(Stored dataset items)
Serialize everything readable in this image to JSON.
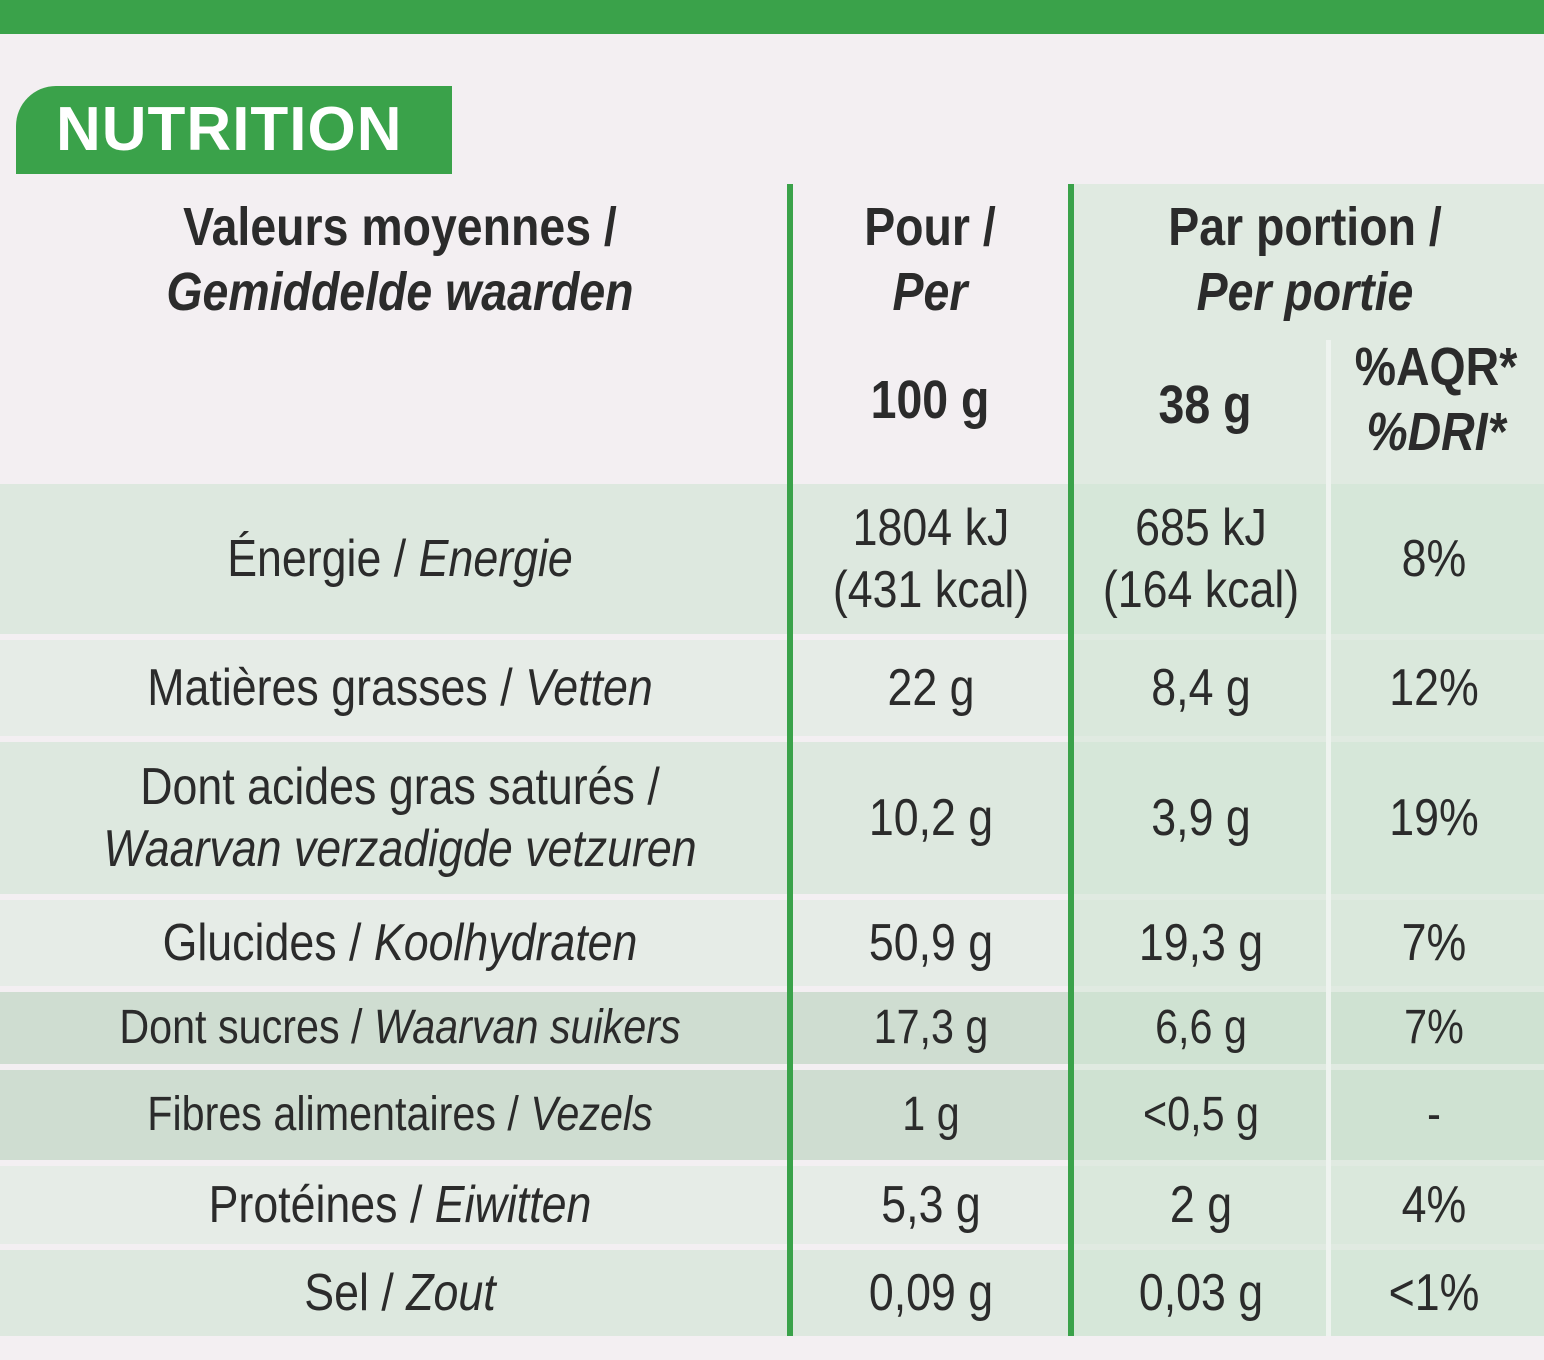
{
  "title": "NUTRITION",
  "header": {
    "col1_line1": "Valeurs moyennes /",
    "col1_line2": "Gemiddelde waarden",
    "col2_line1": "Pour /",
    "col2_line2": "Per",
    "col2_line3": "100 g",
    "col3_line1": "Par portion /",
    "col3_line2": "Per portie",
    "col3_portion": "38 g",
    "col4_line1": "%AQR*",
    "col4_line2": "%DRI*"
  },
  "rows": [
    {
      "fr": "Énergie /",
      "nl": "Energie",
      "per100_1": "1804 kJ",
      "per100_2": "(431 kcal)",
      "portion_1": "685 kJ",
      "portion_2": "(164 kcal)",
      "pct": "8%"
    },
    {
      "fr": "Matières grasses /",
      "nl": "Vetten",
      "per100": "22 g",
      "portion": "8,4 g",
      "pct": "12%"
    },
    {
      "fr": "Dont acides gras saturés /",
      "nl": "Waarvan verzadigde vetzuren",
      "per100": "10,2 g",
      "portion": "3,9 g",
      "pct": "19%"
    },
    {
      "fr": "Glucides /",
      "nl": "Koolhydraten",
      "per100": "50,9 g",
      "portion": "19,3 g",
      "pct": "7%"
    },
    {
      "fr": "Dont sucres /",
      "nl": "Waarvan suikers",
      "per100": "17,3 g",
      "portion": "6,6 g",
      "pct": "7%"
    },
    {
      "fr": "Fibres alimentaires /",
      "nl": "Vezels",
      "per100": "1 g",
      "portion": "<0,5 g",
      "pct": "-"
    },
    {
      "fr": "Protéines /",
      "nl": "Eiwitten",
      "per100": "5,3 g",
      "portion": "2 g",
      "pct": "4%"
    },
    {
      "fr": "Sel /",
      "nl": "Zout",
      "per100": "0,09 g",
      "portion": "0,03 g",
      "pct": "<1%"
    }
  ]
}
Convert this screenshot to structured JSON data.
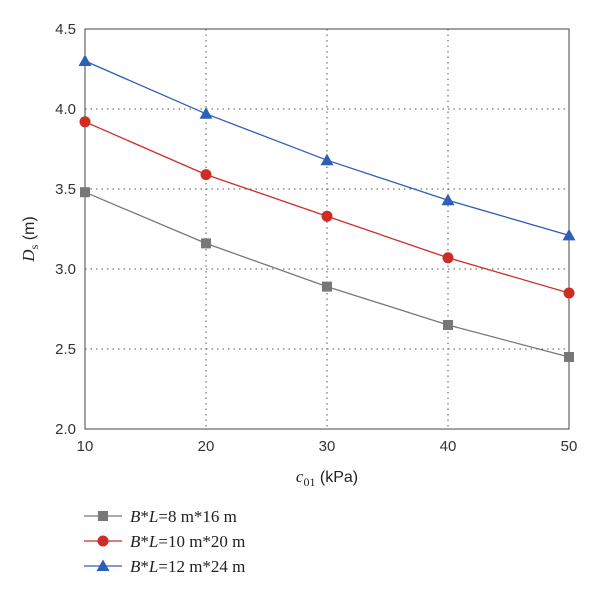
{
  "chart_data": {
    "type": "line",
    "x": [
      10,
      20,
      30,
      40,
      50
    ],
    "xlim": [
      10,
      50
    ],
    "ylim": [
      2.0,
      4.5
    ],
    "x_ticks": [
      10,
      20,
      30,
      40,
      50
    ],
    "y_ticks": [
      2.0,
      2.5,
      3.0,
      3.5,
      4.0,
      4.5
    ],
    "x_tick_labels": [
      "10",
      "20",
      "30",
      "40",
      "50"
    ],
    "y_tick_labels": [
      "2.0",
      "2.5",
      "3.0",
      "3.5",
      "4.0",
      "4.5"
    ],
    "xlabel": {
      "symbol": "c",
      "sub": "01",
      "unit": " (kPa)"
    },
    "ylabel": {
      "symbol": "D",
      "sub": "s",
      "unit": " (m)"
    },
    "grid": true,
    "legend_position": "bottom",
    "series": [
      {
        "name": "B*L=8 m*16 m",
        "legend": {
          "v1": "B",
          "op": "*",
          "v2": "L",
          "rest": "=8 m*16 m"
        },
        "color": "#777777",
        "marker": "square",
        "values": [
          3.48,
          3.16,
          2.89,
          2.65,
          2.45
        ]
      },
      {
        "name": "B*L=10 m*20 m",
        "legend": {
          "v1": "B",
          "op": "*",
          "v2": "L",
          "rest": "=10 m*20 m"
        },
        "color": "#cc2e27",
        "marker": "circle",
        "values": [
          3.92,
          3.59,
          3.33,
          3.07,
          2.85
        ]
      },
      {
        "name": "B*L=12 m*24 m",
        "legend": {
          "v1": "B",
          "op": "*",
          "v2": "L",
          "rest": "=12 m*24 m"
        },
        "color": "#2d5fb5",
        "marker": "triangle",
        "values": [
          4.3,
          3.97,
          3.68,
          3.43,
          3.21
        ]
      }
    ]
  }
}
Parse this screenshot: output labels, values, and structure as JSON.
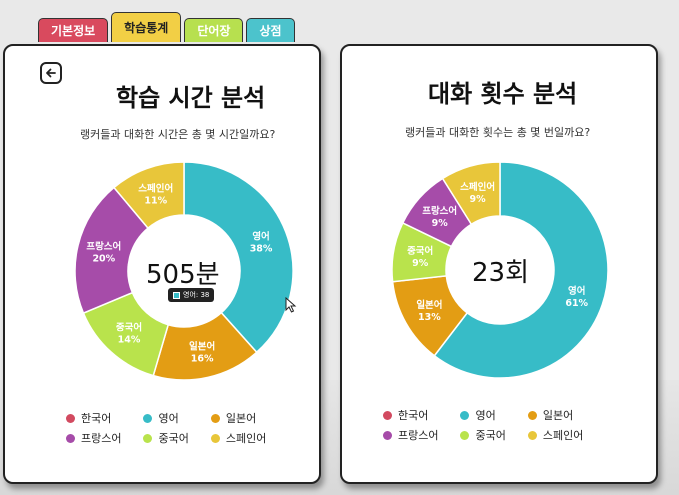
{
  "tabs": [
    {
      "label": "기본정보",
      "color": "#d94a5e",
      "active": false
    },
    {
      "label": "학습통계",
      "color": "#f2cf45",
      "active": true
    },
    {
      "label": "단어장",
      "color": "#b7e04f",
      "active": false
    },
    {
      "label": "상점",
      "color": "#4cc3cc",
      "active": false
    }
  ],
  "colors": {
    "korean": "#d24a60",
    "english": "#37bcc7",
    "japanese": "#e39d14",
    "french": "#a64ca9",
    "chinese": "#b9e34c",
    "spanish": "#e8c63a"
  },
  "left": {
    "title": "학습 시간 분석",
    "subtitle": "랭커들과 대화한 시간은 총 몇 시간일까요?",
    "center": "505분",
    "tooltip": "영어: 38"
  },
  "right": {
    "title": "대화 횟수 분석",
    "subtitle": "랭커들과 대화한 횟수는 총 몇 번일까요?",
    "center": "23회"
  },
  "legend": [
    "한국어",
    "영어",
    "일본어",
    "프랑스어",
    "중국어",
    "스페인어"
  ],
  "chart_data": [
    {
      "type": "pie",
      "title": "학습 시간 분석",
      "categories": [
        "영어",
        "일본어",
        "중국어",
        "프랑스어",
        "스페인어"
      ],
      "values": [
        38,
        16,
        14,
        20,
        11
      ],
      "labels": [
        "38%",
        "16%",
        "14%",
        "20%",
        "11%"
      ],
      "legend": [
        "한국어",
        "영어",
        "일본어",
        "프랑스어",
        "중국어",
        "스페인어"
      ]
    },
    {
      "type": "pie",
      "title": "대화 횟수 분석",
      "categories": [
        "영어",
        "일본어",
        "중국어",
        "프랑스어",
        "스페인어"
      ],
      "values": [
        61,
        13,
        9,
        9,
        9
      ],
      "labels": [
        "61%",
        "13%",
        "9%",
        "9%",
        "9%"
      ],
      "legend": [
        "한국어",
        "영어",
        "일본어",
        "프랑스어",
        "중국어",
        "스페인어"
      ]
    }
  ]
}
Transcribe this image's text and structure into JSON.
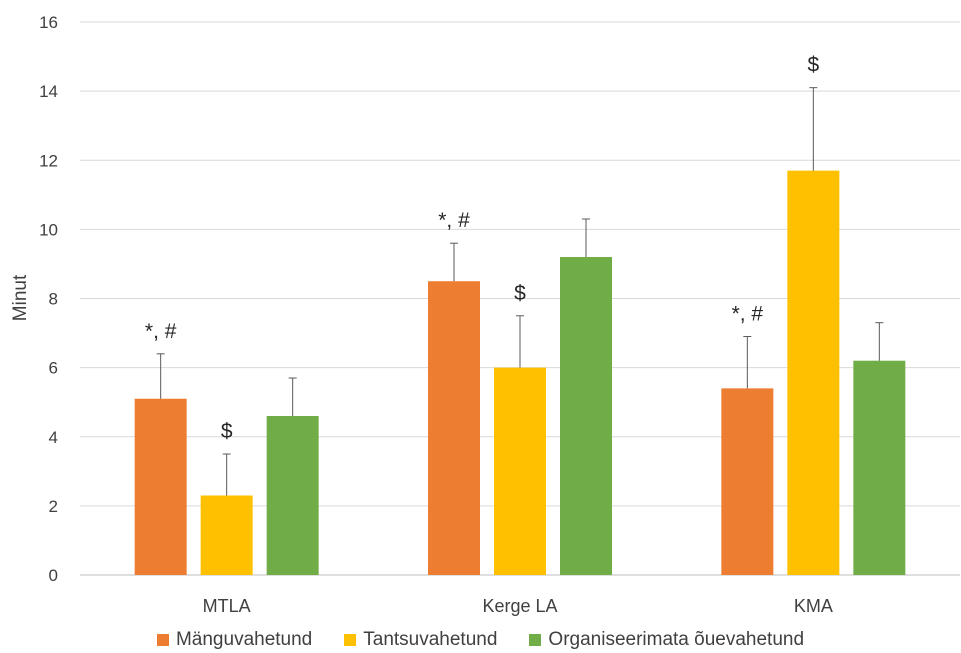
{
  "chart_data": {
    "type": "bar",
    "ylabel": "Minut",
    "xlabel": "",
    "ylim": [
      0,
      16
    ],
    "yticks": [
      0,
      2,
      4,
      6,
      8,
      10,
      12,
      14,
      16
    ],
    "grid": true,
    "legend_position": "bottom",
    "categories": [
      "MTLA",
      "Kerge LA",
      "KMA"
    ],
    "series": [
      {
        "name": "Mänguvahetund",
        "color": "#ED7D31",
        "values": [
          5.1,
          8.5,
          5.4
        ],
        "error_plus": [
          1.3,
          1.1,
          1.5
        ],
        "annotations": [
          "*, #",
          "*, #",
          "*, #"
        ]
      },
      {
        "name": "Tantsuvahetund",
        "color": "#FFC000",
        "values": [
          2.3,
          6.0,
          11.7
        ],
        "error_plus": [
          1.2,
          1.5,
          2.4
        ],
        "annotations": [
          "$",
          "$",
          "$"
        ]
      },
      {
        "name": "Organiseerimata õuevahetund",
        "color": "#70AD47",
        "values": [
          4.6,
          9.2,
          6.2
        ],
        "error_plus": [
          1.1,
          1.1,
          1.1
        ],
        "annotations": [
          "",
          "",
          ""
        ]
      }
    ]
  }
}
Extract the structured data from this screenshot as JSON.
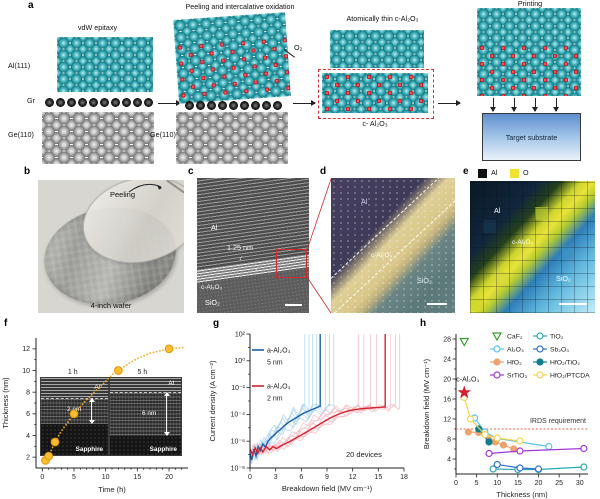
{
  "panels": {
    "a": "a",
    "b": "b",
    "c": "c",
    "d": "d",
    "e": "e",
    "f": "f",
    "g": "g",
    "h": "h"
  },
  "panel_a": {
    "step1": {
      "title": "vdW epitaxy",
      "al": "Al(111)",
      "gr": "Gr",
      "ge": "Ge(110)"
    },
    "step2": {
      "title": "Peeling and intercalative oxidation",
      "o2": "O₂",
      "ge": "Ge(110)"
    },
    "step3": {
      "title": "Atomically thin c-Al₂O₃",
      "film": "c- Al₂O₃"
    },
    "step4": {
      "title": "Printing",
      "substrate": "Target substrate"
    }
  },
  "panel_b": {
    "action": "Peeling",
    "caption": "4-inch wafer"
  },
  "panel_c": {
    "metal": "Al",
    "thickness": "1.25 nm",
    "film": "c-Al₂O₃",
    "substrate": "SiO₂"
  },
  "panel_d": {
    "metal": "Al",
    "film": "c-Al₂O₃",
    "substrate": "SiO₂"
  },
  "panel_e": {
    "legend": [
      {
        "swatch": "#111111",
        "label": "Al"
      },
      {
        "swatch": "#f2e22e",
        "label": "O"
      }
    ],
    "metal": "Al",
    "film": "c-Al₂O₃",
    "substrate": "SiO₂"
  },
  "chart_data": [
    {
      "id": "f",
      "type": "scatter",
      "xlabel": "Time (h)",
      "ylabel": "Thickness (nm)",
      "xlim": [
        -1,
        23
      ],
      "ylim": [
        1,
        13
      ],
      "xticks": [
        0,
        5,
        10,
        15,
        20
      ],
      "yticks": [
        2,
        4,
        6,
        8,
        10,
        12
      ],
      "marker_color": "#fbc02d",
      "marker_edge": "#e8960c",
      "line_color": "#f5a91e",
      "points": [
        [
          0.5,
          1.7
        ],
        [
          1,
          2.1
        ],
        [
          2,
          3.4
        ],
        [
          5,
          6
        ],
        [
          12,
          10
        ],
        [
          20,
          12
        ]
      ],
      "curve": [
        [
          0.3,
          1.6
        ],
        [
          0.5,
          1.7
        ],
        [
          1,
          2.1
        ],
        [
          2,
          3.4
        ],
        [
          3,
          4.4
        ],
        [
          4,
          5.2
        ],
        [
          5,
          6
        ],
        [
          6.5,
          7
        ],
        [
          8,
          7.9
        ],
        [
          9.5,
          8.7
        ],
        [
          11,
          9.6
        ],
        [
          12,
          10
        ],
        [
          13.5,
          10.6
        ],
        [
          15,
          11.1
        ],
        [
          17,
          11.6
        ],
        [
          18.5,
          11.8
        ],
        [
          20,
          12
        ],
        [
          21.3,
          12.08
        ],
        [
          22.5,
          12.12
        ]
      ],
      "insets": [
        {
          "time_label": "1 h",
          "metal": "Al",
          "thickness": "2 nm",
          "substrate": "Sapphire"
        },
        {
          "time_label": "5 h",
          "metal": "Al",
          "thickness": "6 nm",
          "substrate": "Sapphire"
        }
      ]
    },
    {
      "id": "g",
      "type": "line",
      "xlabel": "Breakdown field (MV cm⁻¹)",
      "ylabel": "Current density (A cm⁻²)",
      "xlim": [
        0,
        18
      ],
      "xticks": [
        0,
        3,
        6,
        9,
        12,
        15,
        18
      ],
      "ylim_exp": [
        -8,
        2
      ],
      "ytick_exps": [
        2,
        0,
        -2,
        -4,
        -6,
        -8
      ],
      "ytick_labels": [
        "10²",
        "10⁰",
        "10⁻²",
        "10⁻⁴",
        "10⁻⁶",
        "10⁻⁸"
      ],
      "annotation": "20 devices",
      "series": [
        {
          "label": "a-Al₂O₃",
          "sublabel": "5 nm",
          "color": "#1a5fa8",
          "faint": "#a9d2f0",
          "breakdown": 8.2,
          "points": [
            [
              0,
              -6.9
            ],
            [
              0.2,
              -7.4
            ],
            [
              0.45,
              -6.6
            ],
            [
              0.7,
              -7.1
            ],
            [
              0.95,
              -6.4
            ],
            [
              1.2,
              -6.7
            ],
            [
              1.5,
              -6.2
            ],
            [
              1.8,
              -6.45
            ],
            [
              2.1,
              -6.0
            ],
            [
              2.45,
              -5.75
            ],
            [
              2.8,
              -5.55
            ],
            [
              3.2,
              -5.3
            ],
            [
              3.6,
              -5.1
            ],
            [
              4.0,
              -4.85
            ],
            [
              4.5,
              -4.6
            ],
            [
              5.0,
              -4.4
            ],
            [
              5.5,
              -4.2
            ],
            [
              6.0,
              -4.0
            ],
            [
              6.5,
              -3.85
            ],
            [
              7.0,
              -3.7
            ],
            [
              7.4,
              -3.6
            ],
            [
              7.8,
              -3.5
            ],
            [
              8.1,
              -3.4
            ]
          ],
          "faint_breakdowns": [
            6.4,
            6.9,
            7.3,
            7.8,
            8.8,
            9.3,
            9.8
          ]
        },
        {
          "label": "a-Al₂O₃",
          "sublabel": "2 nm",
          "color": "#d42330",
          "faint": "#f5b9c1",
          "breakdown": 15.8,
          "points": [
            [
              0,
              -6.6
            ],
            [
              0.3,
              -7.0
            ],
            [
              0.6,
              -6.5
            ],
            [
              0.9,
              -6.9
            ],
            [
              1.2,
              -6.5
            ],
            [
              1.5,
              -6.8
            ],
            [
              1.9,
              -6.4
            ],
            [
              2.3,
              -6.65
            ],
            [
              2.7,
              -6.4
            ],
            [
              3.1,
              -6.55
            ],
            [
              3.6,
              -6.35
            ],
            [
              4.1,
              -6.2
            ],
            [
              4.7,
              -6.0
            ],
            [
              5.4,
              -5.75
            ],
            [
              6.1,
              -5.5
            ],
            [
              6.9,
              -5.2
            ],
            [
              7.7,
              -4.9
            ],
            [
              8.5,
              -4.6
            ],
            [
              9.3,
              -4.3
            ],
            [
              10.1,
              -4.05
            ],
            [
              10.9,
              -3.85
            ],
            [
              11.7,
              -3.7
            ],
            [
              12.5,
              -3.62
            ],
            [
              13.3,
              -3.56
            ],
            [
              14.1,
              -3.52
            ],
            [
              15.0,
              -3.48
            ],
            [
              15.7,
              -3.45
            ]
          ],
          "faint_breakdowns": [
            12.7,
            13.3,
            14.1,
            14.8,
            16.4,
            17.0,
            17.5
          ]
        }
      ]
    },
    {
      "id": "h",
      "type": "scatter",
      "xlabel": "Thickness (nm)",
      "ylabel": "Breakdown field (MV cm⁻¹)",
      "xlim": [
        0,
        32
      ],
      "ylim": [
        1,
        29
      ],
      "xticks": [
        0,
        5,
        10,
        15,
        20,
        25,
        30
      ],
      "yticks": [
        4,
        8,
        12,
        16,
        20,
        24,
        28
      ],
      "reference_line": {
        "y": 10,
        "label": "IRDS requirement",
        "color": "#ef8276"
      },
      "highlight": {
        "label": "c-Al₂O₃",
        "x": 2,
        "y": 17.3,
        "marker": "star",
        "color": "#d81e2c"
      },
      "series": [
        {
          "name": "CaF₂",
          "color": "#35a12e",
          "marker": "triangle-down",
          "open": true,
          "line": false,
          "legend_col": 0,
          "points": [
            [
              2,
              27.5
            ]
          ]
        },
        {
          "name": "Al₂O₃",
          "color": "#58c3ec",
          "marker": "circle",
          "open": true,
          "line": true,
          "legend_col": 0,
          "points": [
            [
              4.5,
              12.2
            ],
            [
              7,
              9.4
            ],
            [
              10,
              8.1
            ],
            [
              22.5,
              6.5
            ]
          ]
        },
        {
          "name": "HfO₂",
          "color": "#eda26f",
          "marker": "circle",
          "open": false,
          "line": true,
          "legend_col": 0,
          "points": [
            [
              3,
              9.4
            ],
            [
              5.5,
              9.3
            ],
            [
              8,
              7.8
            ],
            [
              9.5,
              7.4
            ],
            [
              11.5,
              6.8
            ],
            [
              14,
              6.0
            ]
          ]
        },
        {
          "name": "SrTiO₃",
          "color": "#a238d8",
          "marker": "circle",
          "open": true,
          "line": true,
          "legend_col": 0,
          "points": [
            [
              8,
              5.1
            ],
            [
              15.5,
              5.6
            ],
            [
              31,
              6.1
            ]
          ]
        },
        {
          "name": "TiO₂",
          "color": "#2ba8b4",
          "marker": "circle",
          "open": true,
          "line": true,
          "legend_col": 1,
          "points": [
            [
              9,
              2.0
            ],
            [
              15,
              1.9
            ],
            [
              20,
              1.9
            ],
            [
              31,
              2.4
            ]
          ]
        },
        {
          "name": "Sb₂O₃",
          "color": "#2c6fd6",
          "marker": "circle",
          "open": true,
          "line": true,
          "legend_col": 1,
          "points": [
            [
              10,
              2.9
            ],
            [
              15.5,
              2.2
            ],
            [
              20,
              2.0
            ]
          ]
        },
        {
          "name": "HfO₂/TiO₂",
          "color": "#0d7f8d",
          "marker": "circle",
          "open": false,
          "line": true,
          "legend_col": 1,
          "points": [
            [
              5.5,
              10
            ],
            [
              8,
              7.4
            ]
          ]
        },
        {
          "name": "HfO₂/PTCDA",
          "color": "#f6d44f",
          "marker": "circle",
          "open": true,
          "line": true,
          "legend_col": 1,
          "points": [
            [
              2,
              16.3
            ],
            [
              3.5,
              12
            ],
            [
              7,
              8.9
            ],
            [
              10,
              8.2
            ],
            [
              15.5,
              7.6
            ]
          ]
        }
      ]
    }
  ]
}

■ Given request:
Check every line of the data, and copy the ones that contain "JSON".

■ Output for this exercise:
Serialize everything readable in this image to JSON.
Convert this screenshot to structured JSON data.
Parse this screenshot: output labels, values, and structure as JSON.
Transcribe this image's text and structure into JSON.
Extract the structured data from this screenshot as JSON.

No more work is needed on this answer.